→ **THE PROBLEM**
Here are some records; copy every line that holds the word "color".

━━━━━━━━

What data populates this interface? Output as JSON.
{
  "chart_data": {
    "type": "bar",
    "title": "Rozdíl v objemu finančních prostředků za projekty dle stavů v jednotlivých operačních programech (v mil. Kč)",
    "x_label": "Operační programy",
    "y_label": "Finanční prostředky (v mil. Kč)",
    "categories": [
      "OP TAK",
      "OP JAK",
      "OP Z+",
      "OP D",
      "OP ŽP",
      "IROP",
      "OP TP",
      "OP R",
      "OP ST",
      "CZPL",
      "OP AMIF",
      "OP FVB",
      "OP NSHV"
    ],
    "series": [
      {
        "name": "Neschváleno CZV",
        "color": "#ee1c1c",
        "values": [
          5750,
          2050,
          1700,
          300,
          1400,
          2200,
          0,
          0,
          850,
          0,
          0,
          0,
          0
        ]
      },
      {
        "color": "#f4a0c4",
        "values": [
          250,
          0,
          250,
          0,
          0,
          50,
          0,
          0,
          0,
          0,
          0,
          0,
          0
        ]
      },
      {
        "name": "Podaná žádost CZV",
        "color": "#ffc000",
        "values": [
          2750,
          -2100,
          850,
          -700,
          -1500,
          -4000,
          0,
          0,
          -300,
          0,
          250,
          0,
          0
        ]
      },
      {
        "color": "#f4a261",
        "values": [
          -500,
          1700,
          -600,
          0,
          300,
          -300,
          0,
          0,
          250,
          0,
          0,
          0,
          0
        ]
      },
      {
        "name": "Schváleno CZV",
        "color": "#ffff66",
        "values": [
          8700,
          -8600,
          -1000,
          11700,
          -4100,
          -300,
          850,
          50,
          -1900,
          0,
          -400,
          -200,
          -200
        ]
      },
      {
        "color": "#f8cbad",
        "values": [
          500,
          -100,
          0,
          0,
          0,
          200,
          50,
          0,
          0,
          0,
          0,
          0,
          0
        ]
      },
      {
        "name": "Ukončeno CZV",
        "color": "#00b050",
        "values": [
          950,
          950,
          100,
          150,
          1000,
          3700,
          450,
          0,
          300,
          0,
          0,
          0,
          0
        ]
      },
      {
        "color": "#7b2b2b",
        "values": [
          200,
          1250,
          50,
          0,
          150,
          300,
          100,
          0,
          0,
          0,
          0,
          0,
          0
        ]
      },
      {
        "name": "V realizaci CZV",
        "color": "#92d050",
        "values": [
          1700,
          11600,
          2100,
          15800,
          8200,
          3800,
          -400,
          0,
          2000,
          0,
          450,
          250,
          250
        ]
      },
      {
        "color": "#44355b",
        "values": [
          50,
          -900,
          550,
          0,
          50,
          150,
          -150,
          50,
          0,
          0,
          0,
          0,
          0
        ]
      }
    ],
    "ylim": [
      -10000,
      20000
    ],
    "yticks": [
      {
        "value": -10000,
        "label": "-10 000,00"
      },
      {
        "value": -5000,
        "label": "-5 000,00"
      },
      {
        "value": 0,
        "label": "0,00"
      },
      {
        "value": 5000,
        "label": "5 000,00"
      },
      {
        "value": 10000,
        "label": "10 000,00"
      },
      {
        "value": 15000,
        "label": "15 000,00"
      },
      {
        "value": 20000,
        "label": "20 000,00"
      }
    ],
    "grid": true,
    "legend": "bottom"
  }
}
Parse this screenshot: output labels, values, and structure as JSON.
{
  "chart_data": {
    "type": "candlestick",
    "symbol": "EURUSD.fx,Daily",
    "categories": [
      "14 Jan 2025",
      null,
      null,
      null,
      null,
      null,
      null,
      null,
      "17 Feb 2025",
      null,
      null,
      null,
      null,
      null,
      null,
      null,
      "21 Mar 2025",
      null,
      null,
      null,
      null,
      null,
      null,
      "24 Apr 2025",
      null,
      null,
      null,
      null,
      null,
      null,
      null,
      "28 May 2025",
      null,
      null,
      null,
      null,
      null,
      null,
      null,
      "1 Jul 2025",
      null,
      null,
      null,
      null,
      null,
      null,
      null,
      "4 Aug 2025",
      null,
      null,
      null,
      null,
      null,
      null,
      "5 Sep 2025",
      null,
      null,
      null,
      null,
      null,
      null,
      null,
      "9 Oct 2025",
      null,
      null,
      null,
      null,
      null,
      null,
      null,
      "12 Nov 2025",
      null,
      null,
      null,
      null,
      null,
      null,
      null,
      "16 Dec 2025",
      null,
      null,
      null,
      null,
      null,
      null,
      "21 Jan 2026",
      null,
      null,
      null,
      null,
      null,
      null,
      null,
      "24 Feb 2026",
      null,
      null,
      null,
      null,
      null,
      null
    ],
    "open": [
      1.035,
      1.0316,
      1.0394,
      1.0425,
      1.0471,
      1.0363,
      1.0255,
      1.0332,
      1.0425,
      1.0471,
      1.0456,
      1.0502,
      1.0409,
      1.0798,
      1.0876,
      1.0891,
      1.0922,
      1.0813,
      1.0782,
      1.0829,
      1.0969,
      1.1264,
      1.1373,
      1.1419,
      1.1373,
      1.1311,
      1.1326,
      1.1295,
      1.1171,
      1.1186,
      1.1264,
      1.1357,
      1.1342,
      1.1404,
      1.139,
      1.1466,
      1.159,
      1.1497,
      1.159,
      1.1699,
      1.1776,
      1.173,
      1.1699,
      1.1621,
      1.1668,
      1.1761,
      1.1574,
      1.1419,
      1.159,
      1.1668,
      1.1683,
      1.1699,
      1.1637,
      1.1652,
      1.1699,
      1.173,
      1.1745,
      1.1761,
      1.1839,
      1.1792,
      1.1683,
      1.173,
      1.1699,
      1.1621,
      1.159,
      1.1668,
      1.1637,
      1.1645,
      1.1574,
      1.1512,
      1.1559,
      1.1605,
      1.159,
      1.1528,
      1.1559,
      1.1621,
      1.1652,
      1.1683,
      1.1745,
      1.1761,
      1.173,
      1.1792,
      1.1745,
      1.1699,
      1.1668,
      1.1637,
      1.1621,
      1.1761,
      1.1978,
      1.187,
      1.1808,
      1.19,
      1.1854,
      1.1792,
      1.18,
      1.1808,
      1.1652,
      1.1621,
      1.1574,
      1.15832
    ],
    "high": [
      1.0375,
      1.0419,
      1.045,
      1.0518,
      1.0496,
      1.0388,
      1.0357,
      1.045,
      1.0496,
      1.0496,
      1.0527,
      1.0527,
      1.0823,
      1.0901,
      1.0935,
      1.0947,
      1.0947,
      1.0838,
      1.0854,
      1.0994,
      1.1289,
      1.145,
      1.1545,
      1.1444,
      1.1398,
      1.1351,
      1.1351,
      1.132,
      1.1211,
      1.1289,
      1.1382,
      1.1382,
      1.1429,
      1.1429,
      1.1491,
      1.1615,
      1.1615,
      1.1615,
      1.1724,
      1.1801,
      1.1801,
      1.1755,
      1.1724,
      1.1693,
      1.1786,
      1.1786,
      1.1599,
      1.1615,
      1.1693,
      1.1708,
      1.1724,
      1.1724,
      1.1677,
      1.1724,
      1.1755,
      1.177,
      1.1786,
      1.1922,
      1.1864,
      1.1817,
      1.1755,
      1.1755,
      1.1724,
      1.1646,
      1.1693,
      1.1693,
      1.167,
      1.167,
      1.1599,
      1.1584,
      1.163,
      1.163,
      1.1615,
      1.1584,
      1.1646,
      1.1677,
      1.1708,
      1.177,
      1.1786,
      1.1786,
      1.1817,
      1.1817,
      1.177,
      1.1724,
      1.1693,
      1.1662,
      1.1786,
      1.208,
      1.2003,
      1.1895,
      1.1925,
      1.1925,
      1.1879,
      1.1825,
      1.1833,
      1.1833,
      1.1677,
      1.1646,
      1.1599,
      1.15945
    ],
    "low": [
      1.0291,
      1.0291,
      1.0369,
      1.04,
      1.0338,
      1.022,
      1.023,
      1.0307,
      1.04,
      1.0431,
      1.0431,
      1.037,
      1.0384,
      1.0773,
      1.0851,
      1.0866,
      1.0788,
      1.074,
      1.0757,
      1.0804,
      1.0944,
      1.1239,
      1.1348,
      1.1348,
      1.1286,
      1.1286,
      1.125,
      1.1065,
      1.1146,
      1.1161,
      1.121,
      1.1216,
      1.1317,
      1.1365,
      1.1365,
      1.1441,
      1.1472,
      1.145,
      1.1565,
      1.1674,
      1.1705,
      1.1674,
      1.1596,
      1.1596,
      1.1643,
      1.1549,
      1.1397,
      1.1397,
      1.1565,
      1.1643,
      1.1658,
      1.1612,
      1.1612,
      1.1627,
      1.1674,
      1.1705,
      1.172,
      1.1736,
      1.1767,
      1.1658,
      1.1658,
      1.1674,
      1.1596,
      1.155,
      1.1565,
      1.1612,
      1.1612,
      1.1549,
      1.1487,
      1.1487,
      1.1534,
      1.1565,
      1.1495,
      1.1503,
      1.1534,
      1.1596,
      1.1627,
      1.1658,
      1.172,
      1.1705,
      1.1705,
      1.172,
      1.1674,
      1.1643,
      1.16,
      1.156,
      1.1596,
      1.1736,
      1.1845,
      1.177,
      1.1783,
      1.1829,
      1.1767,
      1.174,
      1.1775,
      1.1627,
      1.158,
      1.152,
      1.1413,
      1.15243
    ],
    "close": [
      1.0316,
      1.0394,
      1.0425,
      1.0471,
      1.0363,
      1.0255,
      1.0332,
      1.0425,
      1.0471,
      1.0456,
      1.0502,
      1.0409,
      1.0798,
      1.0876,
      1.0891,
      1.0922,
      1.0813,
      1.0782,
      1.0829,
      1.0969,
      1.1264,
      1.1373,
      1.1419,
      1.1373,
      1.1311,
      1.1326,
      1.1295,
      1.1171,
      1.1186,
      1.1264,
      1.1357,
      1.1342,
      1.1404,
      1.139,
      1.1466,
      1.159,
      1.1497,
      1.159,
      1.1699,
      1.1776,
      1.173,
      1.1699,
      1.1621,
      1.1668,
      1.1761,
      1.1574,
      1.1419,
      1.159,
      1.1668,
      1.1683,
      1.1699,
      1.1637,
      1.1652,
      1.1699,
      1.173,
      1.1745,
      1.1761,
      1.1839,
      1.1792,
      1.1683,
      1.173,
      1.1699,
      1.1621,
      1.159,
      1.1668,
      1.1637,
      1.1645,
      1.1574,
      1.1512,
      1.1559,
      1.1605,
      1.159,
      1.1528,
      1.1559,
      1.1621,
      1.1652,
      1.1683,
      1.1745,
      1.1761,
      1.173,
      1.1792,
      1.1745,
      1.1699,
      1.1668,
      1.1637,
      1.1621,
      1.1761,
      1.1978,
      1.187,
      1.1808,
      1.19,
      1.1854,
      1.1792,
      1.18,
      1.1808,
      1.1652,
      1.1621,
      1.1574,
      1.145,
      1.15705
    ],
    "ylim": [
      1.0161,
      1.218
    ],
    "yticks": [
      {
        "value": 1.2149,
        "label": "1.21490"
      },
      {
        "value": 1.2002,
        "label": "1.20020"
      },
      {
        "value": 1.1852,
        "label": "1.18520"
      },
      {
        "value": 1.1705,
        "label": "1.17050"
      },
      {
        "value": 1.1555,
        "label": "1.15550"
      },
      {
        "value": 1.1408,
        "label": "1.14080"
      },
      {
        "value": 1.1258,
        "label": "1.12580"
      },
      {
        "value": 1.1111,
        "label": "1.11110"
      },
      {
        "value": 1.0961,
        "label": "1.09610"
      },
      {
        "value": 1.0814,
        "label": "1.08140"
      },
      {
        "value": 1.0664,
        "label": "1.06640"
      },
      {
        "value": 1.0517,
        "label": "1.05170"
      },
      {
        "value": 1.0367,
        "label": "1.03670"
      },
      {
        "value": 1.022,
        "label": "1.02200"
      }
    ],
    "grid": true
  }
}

━━━━━━━━

→ **EXPECTED ANSWER**
        "color": "#ee1c1c",
        "color": "#f4a0c4",
        "color": "#ffc000",
        "color": "#f4a261",
        "color": "#ffff66",
        "color": "#f8cbad",
        "color": "#00b050",
        "color": "#7b2b2b",
        "color": "#92d050",
        "color": "#44355b",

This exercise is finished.